__TASK DESCRIPTION__.
Copy each line holding the string "ylabel".

__INPUT ROWS__.
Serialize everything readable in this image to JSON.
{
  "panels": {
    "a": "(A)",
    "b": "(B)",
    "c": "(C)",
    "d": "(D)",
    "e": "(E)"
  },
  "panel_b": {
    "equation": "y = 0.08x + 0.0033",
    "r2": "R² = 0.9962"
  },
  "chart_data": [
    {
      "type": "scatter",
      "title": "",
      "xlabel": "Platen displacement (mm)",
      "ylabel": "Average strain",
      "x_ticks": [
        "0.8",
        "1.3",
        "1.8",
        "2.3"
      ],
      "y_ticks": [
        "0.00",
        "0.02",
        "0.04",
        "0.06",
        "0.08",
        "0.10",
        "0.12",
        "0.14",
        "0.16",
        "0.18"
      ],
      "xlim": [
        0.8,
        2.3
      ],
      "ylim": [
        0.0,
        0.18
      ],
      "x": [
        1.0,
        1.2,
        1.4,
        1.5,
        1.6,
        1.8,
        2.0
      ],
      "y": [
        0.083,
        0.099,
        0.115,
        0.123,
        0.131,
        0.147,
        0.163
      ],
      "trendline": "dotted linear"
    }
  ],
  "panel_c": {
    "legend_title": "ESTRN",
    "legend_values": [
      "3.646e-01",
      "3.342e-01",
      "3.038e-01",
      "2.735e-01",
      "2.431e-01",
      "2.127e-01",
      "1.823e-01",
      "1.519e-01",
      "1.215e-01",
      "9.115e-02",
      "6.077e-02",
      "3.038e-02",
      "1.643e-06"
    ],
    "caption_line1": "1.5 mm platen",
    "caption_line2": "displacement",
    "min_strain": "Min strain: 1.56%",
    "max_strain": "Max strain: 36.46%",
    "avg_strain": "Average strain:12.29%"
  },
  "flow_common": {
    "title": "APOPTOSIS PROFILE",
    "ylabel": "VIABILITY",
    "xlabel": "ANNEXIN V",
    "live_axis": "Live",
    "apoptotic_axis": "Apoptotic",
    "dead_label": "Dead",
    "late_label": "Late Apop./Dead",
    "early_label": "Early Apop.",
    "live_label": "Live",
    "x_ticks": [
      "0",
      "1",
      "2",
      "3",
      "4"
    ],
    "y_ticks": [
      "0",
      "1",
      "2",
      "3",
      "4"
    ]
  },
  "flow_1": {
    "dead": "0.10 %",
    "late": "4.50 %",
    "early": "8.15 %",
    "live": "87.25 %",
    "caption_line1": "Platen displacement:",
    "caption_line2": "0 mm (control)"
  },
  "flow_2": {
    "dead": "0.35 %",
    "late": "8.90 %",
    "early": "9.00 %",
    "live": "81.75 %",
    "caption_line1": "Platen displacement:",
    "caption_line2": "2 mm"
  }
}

__TASK RESPONSE__.
      "ylabel": "Average strain",
    "ylabel": "VIABILITY",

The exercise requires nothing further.